For each line below that includes the word "Broad", make a copy.

====== Dataset records

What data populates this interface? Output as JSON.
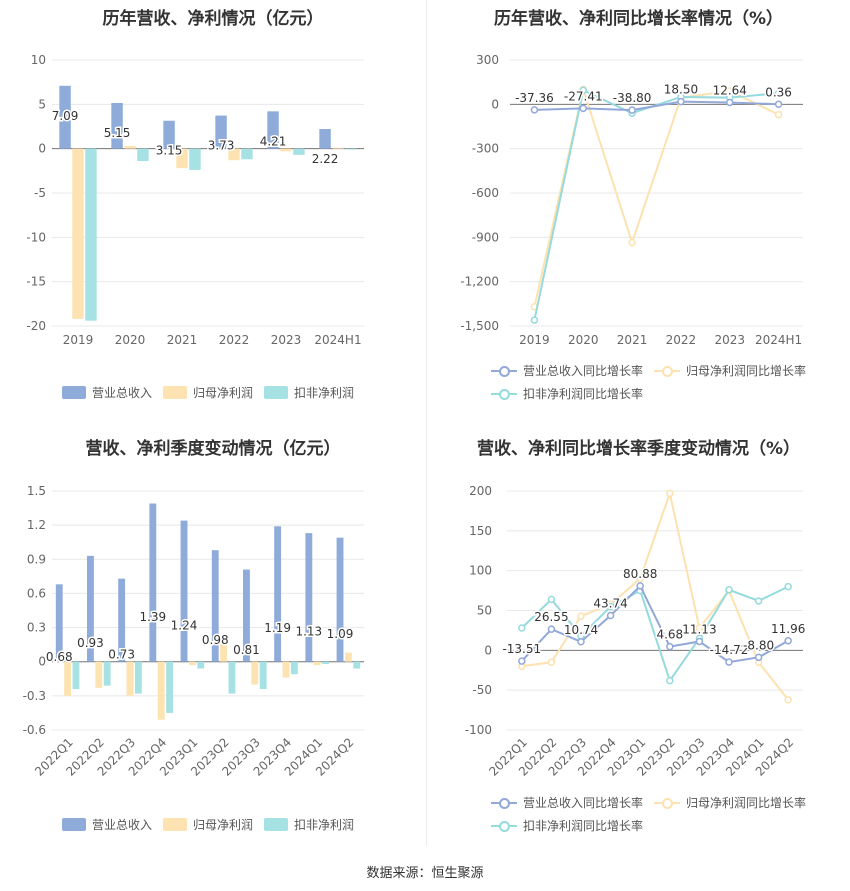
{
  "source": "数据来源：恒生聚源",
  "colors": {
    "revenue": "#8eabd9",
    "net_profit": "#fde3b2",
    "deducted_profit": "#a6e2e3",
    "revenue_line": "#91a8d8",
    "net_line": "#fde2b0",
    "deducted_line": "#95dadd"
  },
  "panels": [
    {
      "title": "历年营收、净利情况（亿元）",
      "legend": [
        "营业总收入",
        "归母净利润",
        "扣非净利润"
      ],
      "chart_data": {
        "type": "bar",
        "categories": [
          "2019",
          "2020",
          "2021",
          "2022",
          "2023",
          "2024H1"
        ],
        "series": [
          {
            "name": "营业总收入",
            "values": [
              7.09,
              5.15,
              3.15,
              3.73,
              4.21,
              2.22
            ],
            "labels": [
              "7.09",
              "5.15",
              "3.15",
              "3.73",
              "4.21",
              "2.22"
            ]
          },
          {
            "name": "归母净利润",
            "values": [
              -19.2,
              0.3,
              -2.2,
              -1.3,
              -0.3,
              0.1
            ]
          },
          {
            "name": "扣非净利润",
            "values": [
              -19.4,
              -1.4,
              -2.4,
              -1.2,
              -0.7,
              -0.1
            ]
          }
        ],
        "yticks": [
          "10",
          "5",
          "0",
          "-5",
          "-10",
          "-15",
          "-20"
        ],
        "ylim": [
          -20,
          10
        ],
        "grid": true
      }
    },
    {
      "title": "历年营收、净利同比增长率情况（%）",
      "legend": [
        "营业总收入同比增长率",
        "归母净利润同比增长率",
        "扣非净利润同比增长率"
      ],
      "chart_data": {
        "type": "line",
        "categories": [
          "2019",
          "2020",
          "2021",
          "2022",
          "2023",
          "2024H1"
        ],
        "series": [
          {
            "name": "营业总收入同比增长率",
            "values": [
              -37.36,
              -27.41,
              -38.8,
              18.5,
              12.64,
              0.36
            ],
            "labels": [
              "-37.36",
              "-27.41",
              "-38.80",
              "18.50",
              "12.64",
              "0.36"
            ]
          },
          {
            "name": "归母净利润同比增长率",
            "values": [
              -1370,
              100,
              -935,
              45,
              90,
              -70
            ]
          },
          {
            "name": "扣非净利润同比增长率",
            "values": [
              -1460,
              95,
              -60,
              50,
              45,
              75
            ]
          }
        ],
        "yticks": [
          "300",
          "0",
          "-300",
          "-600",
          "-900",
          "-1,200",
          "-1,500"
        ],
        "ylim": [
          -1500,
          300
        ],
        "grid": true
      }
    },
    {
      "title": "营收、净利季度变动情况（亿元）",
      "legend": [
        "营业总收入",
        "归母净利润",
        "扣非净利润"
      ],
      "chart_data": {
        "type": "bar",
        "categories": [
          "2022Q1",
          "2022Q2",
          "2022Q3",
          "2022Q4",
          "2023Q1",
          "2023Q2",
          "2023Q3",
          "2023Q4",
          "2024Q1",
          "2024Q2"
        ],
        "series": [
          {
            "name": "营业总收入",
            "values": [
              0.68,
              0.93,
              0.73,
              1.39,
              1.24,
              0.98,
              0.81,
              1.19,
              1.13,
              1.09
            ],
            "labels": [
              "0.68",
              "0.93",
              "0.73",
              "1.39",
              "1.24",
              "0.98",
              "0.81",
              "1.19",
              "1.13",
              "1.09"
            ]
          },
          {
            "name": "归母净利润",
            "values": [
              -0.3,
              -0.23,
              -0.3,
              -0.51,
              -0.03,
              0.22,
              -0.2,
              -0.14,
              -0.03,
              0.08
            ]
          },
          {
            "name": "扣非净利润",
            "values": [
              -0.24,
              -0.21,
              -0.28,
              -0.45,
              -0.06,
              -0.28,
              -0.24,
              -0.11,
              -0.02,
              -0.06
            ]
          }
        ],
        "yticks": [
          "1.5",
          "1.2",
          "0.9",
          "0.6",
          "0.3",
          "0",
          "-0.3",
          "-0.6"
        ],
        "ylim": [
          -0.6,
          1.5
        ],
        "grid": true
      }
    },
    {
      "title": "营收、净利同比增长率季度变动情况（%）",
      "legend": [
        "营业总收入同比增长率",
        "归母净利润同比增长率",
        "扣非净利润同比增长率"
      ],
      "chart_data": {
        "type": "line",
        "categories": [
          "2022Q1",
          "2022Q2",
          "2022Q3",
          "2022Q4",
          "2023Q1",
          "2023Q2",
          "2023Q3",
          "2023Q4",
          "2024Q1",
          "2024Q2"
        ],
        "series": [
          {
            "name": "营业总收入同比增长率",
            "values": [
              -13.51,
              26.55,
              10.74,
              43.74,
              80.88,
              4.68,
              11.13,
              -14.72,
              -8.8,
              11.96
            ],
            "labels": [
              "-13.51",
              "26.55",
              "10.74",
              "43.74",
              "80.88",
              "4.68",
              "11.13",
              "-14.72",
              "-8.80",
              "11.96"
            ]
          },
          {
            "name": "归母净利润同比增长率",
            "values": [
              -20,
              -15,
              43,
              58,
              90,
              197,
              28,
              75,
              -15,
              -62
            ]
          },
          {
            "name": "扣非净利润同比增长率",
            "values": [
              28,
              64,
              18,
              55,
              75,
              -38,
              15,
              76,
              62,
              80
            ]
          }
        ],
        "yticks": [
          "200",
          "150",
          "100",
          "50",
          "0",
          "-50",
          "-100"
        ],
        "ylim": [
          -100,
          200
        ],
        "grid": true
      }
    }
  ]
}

============
====== Dataset records

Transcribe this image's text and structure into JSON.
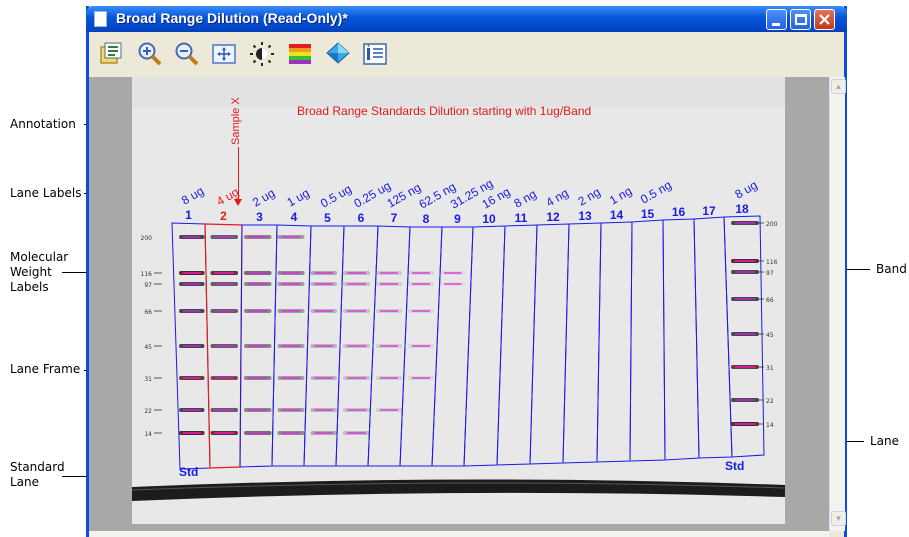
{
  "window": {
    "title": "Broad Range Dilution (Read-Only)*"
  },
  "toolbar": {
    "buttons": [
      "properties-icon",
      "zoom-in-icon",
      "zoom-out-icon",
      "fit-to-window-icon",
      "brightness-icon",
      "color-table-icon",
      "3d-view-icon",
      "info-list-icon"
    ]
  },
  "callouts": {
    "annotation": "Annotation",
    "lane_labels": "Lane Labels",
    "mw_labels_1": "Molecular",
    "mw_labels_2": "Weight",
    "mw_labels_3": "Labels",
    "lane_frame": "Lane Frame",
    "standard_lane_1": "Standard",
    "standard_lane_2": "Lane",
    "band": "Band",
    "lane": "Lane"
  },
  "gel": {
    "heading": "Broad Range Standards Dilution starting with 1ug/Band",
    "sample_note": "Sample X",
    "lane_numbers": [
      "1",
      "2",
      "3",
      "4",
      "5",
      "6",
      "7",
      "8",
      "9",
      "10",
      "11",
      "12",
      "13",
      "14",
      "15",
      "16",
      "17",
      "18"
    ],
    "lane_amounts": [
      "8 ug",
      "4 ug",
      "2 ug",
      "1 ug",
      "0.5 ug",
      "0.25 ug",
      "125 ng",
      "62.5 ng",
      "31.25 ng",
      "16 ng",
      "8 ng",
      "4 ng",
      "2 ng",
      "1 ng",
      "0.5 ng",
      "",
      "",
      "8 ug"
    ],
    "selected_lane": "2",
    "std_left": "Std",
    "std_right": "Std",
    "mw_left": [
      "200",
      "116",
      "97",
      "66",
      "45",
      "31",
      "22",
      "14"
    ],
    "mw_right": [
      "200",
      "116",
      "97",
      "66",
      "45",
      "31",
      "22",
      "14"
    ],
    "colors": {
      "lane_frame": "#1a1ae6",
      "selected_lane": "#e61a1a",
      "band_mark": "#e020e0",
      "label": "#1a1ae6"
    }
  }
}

============

Completed exercise =
    "title": "Broad Range Dilution (Read-Only)*"
    "heading": "Broad Range Standards Dilution starting with 1ug/Band",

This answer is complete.